*Exercise instructions*. Return the entries verbatim and drop every picture.

Stored dataset items:
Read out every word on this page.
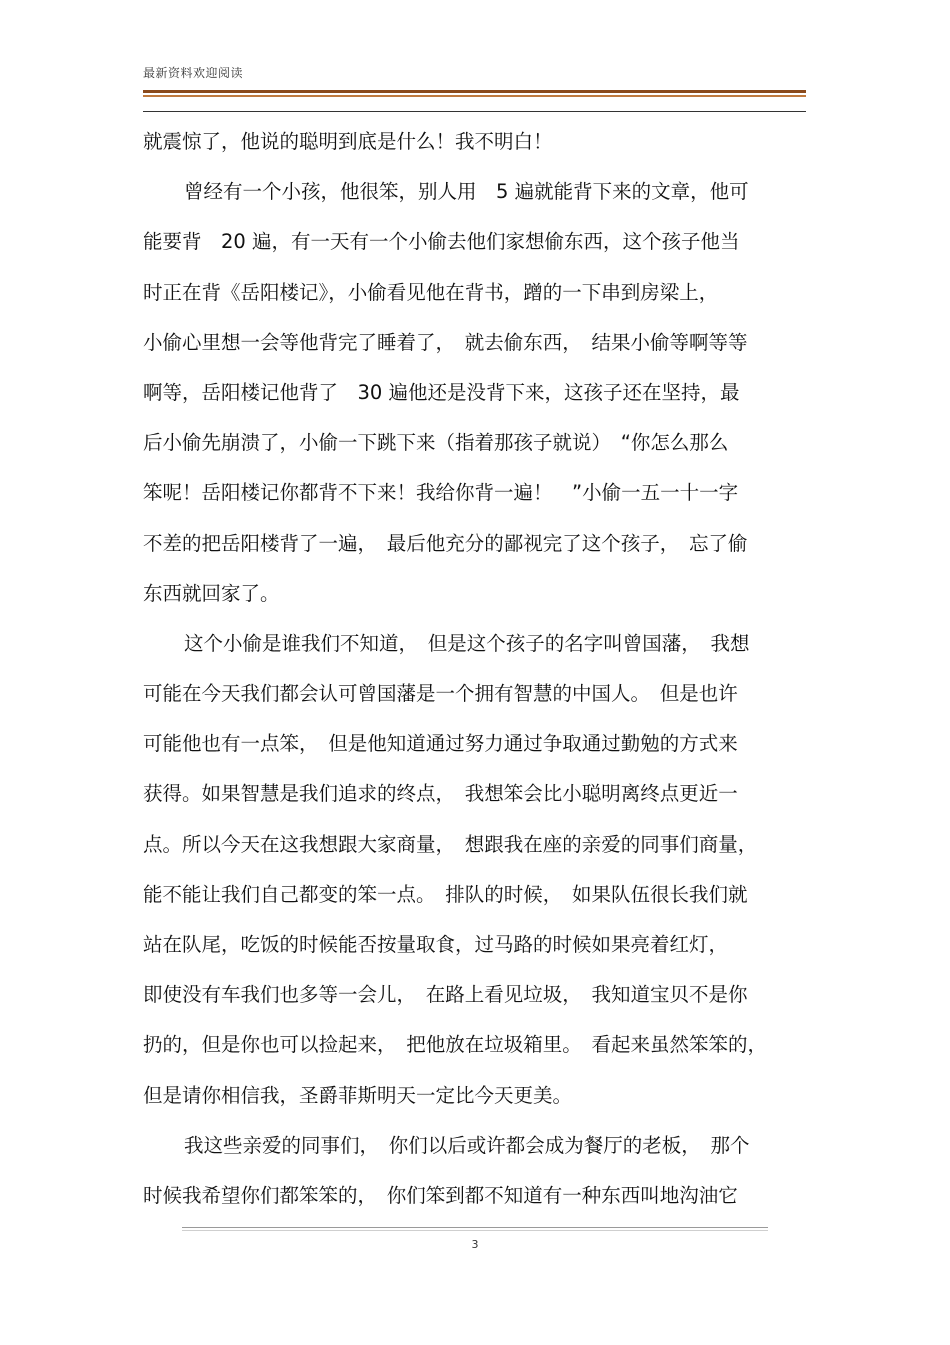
最新资料欢迎阅读
就震惊了，他说的聪明到底是什么！我不明白！
曾经有一个小孩，他很笨，别人用　5 遍就能背下来的文章，他可
能要背　20 遍，有一天有一个小偷去他们家想偷东西，这个孩子他当
时正在背《岳阳楼记》，小偷看见他在背书，蹭的一下串到房梁上，
小偷心里想一会等他背完了睡着了，　就去偷东西，　结果小偷等啊等等
啊等，岳阳楼记他背了　30 遍他还是没背下来，这孩子还在坚持，最
后小偷先崩溃了，小偷一下跳下来（指着那孩子就说）　“你怎么那么
笨呢！岳阳楼记你都背不下来！我给你背一遍！　”小偷一五一十一字
不差的把岳阳楼背了一遍，　最后他充分的鄙视完了这个孩子，　忘了偷
东西就回家了。
这个小偷是谁我们不知道，　但是这个孩子的名字叫曾国藩，　我想
可能在今天我们都会认可曾国藩是一个拥有智慧的中国人。　但是也许
可能他也有一点笨，　但是他知道通过努力通过争取通过勤勉的方式来
获得。如果智慧是我们追求的终点，　我想笨会比小聪明离终点更近一
点。所以今天在这我想跟大家商量，　想跟我在座的亲爱的同事们商量，
能不能让我们自己都变的笨一点。　排队的时候，　如果队伍很长我们就
站在队尾，吃饭的时候能否按量取食，过马路的时候如果亮着红灯，
即使没有车我们也多等一会儿，　在路上看见垃圾，　我知道宝贝不是你
扔的，但是你也可以捡起来，　把他放在垃圾箱里。　看起来虽然笨笨的，
但是请你相信我，圣爵菲斯明天一定比今天更美。
我这些亲爱的同事们，　你们以后或许都会成为餐厅的老板，　那个
时候我希望你们都笨笨的，　你们笨到都不知道有一种东西叫地沟油它
3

*Solution for this problem*.
Read out every word on this page.
最新资料欢迎阅读
就震惊了，他说的聪明到底是什么！我不明白！
曾经有一个小孩，他很笨，别人用　5 遍就能背下来的文章，他可
能要背　20 遍，有一天有一个小偷去他们家想偷东西，这个孩子他当
时正在背《岳阳楼记》，小偷看见他在背书，蹭的一下串到房梁上，
小偷心里想一会等他背完了睡着了，　就去偷东西，　结果小偷等啊等等
啊等，岳阳楼记他背了　30 遍他还是没背下来，这孩子还在坚持，最
后小偷先崩溃了，小偷一下跳下来（指着那孩子就说）　“你怎么那么
笨呢！岳阳楼记你都背不下来！我给你背一遍！　”小偷一五一十一字
不差的把岳阳楼背了一遍，　最后他充分的鄙视完了这个孩子，　忘了偷
东西就回家了。
这个小偷是谁我们不知道，　但是这个孩子的名字叫曾国藩，　我想
可能在今天我们都会认可曾国藩是一个拥有智慧的中国人。　但是也许
可能他也有一点笨，　但是他知道通过努力通过争取通过勤勉的方式来
获得。如果智慧是我们追求的终点，　我想笨会比小聪明离终点更近一
点。所以今天在这我想跟大家商量，　想跟我在座的亲爱的同事们商量，
能不能让我们自己都变的笨一点。　排队的时候，　如果队伍很长我们就
站在队尾，吃饭的时候能否按量取食，过马路的时候如果亮着红灯，
即使没有车我们也多等一会儿，　在路上看见垃圾，　我知道宝贝不是你
扔的，但是你也可以捡起来，　把他放在垃圾箱里。　看起来虽然笨笨的，
但是请你相信我，圣爵菲斯明天一定比今天更美。
我这些亲爱的同事们，　你们以后或许都会成为餐厅的老板，　那个
时候我希望你们都笨笨的，　你们笨到都不知道有一种东西叫地沟油它
3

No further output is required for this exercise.